[Start Exercise materials]

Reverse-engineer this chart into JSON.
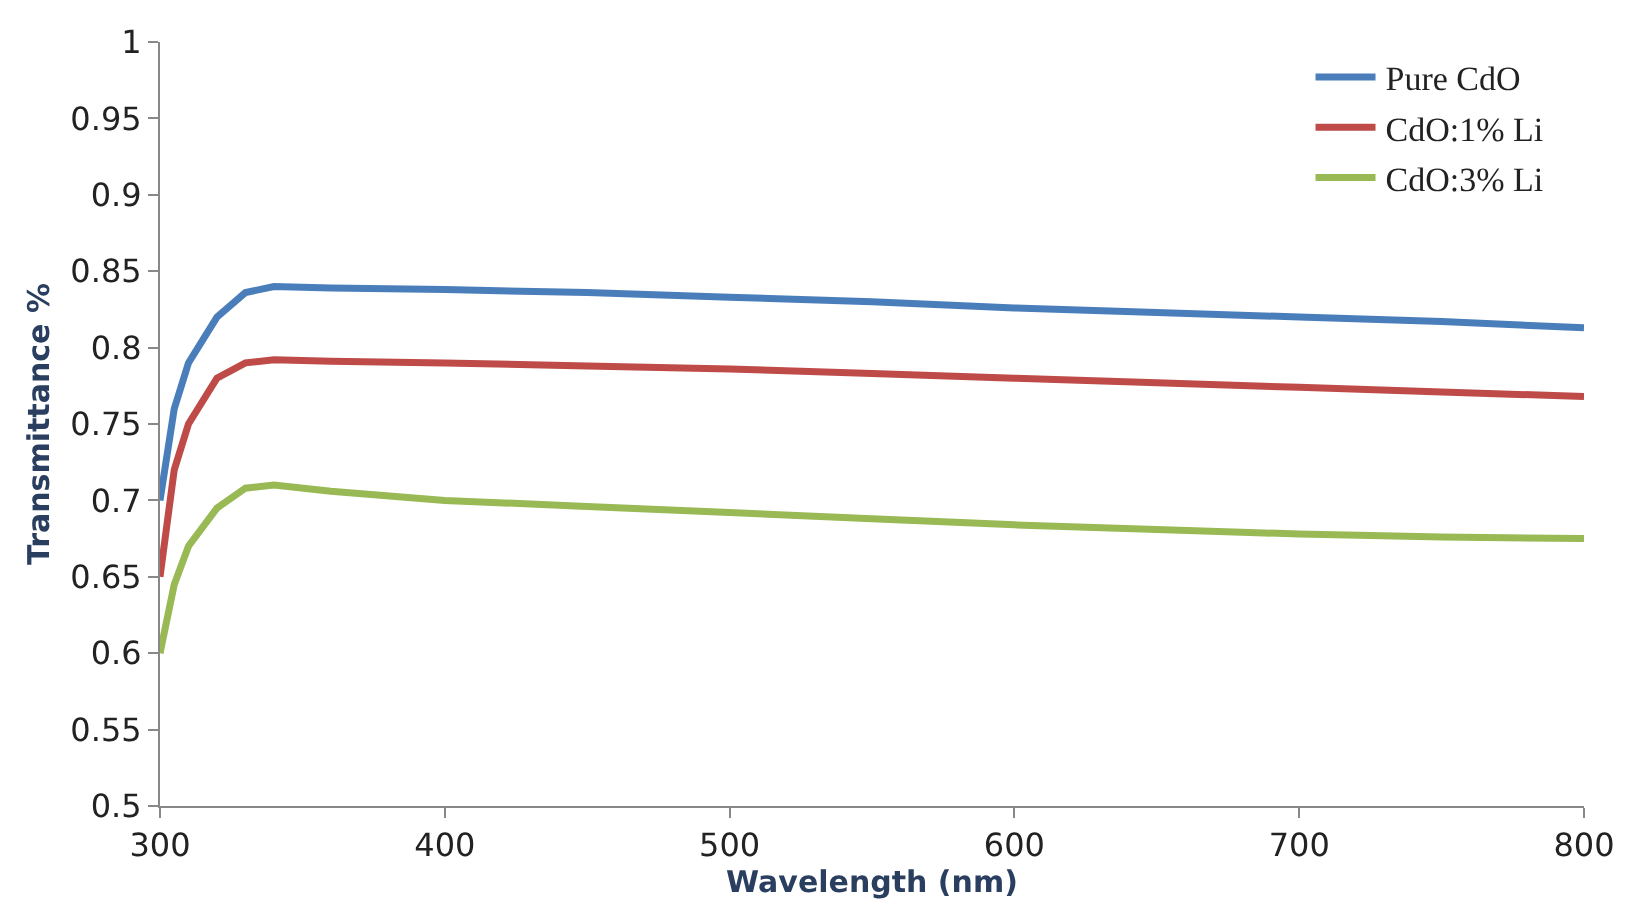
{
  "chart_data": {
    "type": "line",
    "xlabel": "Wavelength (nm)",
    "ylabel": "Transmittance %",
    "xlim": [
      300,
      800
    ],
    "xticks": [
      300,
      400,
      500,
      600,
      700,
      800
    ],
    "ylim": [
      0.5,
      1
    ],
    "yticks": [
      0.5,
      0.55,
      0.6,
      0.65,
      0.7,
      0.75,
      0.8,
      0.85,
      0.9,
      0.95,
      1
    ],
    "grid": false,
    "legend": "top right",
    "marker": "none",
    "line_style": "solid",
    "x": [
      300,
      305,
      310,
      320,
      330,
      340,
      360,
      400,
      450,
      500,
      550,
      600,
      650,
      700,
      750,
      800
    ],
    "series": [
      {
        "name": "Pure CdO",
        "color": "#4a7ebb",
        "values": [
          0.7,
          0.76,
          0.79,
          0.82,
          0.836,
          0.84,
          0.839,
          0.838,
          0.836,
          0.833,
          0.83,
          0.826,
          0.823,
          0.82,
          0.817,
          0.813
        ]
      },
      {
        "name": "CdO:1% Li",
        "color": "#be4b48",
        "values": [
          0.65,
          0.72,
          0.75,
          0.78,
          0.79,
          0.792,
          0.791,
          0.79,
          0.788,
          0.786,
          0.783,
          0.78,
          0.777,
          0.774,
          0.771,
          0.768
        ]
      },
      {
        "name": "CdO:3% Li",
        "color": "#98b954",
        "values": [
          0.6,
          0.645,
          0.67,
          0.695,
          0.708,
          0.71,
          0.706,
          0.7,
          0.696,
          0.692,
          0.688,
          0.684,
          0.681,
          0.678,
          0.676,
          0.675
        ]
      }
    ]
  }
}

[End Exercise materials]

(Request) Among the lines of the listing, how many hold the string "color"? Respond with only the number.

(Exercise output) 3